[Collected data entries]
__________
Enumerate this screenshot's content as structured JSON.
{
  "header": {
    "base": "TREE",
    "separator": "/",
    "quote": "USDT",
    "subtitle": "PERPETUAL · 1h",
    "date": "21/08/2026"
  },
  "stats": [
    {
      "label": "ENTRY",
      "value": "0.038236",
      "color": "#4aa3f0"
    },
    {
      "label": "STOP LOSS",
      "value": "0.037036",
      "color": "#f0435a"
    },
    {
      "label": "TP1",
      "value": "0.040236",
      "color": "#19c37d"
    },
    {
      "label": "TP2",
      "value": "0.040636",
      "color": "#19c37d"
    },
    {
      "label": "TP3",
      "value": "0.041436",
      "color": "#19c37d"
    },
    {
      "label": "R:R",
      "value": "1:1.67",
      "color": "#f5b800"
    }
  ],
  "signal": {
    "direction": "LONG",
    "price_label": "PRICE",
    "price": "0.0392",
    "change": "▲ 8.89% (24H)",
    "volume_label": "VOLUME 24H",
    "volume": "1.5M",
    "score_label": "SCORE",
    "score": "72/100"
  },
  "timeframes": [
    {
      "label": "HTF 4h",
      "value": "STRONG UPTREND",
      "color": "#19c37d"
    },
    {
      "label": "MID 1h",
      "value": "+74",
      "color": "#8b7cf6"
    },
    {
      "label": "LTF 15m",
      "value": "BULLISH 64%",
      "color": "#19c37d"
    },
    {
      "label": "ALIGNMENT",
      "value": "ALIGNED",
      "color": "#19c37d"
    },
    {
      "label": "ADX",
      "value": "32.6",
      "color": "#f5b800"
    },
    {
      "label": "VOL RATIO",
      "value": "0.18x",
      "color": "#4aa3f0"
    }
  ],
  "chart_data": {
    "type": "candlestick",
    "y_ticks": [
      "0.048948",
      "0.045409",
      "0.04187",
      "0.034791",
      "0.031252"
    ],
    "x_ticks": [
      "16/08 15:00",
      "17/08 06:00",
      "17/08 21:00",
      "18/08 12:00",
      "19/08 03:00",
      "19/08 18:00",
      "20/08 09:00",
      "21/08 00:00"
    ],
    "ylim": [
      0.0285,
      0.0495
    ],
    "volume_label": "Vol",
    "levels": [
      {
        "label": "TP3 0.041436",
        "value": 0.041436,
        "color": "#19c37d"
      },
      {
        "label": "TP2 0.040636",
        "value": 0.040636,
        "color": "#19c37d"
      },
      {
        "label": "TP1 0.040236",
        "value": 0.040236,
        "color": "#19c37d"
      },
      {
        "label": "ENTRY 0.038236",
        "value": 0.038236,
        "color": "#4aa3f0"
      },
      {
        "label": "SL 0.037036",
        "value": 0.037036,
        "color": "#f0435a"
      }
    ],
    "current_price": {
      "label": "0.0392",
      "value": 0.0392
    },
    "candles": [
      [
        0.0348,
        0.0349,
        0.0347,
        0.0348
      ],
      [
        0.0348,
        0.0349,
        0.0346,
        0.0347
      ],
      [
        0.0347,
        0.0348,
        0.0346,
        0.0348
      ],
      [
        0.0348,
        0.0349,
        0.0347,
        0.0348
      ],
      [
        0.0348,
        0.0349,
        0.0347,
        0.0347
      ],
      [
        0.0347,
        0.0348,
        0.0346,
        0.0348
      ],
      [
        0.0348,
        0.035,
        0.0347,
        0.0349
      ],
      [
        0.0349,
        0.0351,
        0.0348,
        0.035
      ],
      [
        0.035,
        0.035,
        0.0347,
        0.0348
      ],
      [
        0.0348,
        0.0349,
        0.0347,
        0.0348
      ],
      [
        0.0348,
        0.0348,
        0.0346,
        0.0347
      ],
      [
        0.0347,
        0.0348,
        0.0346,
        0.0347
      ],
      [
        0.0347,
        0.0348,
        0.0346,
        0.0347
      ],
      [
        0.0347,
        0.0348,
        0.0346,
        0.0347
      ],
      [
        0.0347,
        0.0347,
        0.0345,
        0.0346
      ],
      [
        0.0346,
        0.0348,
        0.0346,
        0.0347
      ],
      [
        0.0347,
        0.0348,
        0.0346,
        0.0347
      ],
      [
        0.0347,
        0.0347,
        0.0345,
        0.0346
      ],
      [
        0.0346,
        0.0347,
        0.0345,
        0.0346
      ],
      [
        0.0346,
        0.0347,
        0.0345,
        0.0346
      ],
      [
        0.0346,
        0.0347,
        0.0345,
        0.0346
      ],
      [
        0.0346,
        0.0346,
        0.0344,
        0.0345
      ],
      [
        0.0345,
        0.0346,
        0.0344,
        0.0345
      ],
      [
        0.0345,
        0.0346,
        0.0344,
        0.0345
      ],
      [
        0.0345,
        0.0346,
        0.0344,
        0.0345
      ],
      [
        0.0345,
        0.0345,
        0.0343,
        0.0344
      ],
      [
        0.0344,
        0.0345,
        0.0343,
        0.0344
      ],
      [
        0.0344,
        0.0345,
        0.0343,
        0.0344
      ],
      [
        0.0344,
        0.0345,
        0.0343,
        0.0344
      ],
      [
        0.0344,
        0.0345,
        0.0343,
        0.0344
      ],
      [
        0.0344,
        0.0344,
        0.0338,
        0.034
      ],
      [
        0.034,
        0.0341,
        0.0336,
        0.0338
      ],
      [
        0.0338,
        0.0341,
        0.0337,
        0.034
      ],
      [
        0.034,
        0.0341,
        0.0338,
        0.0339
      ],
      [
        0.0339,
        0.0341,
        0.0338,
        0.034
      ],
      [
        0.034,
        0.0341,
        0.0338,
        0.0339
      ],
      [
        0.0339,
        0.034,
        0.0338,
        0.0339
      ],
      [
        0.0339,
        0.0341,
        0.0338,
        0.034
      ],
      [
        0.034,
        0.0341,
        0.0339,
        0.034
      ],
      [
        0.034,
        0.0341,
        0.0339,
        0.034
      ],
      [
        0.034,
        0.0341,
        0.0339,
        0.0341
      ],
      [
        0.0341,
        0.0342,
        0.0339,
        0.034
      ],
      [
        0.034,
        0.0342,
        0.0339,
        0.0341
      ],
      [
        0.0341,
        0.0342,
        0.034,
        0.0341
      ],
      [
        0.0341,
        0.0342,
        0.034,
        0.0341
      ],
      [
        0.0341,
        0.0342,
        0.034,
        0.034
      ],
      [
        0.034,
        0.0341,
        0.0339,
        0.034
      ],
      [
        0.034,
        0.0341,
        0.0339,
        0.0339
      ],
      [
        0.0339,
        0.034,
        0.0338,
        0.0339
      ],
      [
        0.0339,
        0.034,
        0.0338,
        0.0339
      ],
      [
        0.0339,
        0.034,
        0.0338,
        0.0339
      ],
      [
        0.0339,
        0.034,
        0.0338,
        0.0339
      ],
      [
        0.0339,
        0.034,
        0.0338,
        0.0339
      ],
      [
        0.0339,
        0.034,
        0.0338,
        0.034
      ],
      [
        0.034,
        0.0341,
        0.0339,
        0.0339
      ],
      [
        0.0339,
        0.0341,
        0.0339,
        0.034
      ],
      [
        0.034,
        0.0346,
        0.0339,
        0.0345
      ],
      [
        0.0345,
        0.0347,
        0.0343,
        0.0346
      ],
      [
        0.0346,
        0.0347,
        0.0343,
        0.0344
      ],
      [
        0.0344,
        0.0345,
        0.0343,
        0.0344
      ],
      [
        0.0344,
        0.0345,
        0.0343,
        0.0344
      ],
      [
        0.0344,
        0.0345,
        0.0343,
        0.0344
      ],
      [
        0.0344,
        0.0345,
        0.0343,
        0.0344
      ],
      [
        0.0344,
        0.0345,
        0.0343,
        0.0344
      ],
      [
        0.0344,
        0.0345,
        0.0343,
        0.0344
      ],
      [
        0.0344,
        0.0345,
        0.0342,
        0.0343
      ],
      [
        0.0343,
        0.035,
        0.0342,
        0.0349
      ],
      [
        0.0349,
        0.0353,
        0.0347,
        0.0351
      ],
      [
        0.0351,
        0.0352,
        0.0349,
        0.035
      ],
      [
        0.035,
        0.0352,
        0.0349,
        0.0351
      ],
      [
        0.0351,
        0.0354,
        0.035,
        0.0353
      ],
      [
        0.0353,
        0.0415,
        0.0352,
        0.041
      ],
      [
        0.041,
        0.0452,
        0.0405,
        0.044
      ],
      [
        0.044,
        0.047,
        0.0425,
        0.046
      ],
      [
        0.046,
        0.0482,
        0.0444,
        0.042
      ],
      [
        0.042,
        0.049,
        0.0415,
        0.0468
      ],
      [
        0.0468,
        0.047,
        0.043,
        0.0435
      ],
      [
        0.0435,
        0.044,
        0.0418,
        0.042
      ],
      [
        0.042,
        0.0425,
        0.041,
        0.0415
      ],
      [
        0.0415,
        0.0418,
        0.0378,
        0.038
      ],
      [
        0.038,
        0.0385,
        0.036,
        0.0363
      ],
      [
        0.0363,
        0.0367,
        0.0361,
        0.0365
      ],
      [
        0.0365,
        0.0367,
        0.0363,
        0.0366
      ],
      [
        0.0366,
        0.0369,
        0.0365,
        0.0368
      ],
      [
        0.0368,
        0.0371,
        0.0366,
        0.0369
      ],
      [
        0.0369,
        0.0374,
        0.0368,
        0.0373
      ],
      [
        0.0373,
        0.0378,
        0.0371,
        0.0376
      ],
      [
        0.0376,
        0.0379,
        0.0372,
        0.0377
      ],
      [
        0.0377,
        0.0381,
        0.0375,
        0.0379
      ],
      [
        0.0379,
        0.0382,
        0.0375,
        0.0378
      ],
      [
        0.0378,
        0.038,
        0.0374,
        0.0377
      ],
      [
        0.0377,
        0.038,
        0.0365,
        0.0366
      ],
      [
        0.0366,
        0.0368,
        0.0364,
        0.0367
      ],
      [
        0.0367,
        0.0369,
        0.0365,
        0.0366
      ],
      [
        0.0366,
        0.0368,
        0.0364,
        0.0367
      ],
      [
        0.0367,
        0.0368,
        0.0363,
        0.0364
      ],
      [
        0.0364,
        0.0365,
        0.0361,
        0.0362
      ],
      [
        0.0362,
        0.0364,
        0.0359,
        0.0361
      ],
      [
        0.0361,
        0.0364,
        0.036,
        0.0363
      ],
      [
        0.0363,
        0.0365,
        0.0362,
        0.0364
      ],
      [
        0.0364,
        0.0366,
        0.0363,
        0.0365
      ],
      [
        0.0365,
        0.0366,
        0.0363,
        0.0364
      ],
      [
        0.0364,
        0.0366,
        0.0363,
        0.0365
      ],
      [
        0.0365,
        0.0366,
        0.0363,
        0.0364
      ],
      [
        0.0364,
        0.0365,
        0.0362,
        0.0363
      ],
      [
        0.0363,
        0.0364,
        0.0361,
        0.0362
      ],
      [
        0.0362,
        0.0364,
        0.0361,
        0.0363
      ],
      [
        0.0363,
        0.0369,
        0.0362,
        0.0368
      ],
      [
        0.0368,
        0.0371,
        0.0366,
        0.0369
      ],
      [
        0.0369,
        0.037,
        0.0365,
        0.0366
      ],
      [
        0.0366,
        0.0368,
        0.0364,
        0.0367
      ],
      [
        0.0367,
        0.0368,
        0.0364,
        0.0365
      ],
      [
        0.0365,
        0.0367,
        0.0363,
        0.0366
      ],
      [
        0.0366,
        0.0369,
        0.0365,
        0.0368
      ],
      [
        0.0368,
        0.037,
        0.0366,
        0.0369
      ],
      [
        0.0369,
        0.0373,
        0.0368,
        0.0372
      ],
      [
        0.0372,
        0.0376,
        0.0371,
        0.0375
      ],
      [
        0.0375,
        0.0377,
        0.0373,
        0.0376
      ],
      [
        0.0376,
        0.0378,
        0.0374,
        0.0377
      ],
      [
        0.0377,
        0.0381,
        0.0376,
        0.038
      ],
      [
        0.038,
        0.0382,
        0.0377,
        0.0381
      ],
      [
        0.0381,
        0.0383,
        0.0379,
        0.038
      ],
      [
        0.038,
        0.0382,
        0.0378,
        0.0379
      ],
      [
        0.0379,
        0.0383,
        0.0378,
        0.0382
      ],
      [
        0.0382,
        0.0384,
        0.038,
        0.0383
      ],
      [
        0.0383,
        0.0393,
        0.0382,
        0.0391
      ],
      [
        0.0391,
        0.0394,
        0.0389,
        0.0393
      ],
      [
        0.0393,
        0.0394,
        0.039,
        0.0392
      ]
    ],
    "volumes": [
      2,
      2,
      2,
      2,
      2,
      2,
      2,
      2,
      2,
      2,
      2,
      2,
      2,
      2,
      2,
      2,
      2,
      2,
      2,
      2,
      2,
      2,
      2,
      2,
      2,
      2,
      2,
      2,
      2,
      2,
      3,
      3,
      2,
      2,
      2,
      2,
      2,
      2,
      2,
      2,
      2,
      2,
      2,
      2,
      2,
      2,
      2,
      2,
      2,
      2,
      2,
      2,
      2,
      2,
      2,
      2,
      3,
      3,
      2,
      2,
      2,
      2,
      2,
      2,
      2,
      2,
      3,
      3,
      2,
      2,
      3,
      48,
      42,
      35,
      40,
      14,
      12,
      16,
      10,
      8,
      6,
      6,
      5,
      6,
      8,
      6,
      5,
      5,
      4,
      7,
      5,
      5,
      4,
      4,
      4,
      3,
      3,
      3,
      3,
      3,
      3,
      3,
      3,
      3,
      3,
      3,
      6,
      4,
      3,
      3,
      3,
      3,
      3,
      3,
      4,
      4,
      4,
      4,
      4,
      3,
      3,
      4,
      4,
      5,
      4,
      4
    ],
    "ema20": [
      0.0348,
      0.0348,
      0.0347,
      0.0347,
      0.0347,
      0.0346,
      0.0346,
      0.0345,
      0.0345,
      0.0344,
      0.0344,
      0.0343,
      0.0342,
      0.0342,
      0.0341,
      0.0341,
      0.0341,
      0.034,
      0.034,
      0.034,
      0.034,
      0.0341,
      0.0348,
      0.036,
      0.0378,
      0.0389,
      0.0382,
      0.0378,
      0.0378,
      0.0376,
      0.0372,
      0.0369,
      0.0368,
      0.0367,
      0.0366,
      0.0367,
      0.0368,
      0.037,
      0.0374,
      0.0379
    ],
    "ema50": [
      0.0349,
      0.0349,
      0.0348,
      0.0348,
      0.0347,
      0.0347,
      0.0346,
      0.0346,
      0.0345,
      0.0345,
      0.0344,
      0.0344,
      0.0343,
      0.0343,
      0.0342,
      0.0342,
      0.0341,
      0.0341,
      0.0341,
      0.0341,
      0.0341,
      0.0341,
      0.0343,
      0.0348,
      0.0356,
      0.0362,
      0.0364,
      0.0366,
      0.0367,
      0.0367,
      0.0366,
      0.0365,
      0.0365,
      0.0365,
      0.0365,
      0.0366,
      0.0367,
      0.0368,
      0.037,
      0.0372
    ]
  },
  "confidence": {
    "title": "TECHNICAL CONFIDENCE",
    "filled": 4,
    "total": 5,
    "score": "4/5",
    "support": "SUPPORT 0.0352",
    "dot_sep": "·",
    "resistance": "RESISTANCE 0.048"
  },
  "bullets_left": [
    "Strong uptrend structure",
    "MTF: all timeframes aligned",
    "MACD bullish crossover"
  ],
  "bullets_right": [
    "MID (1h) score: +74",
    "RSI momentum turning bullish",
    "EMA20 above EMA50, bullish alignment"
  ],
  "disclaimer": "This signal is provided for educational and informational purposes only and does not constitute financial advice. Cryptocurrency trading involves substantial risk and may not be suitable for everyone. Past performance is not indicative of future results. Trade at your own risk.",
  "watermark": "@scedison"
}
__________
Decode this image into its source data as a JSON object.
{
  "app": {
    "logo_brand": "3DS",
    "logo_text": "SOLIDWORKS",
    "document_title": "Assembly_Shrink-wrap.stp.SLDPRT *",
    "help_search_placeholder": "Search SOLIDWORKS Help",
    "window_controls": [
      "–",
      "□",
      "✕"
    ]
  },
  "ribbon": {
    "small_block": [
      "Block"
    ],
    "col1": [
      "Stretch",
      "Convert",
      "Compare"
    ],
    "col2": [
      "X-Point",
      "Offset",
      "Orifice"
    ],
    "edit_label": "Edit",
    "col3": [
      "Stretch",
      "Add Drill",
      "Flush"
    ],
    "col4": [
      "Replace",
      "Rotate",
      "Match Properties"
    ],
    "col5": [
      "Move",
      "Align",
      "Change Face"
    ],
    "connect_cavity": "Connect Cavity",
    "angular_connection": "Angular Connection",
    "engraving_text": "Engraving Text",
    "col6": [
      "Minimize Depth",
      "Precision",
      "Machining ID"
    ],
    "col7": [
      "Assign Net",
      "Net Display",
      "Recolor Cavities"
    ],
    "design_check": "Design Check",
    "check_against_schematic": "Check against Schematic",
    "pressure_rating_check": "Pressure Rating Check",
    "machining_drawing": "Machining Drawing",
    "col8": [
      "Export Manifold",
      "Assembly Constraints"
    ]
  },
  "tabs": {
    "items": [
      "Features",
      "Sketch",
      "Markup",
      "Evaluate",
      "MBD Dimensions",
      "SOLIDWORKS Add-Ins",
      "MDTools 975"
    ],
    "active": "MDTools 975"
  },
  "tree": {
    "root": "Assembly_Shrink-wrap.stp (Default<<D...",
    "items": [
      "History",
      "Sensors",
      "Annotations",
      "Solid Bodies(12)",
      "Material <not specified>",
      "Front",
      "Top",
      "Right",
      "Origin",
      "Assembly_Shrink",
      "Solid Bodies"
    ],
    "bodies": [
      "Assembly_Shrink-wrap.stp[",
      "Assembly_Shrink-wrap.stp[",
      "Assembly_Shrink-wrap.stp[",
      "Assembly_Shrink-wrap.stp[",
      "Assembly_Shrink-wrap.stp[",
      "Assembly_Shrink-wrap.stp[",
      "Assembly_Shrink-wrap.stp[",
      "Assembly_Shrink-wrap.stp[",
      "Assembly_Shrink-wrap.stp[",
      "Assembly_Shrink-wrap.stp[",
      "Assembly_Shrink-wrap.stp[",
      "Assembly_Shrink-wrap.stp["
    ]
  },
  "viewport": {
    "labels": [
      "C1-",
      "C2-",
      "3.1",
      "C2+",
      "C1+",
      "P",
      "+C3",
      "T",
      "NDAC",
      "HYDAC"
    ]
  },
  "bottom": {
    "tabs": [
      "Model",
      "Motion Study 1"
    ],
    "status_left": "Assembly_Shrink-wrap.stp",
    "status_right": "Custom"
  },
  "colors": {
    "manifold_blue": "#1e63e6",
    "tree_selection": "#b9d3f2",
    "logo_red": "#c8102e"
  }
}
__________
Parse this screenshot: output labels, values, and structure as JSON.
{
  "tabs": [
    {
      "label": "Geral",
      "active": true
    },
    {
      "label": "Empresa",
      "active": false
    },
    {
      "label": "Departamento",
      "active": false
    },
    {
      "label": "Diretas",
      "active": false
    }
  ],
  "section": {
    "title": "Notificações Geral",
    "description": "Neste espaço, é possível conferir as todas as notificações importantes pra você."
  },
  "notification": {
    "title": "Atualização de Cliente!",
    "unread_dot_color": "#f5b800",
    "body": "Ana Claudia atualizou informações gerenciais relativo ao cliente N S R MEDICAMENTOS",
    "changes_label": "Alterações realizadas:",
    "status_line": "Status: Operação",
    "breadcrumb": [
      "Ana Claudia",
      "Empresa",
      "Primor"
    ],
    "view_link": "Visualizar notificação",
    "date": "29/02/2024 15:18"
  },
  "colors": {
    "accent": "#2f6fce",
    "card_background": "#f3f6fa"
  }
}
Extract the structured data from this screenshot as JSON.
__________
◆ What you have to do:
Print the lines from the line with "Parse this screenshot: output" to the line with "Extract the structured" exactly, and print nothing else. Both of those lines are included.

◆ Answer below:
Parse this screenshot: output labels, values, and structure as JSON.
{
  "tabs": [
    {
      "label": "Geral",
      "active": true
    },
    {
      "label": "Empresa",
      "active": false
    },
    {
      "label": "Departamento",
      "active": false
    },
    {
      "label": "Diretas",
      "active": false
    }
  ],
  "section": {
    "title": "Notificações Geral",
    "description": "Neste espaço, é possível conferir as todas as notificações importantes pra você."
  },
  "notification": {
    "title": "Atualização de Cliente!",
    "unread_dot_color": "#f5b800",
    "body": "Ana Claudia atualizou informações gerenciais relativo ao cliente N S R MEDICAMENTOS",
    "changes_label": "Alterações realizadas:",
    "status_line": "Status: Operação",
    "breadcrumb": [
      "Ana Claudia",
      "Empresa",
      "Primor"
    ],
    "view_link": "Visualizar notificação",
    "date": "29/02/2024 15:18"
  },
  "colors": {
    "accent": "#2f6fce",
    "card_background": "#f3f6fa"
  }
}
Extract the structured data from this screenshot as JSON.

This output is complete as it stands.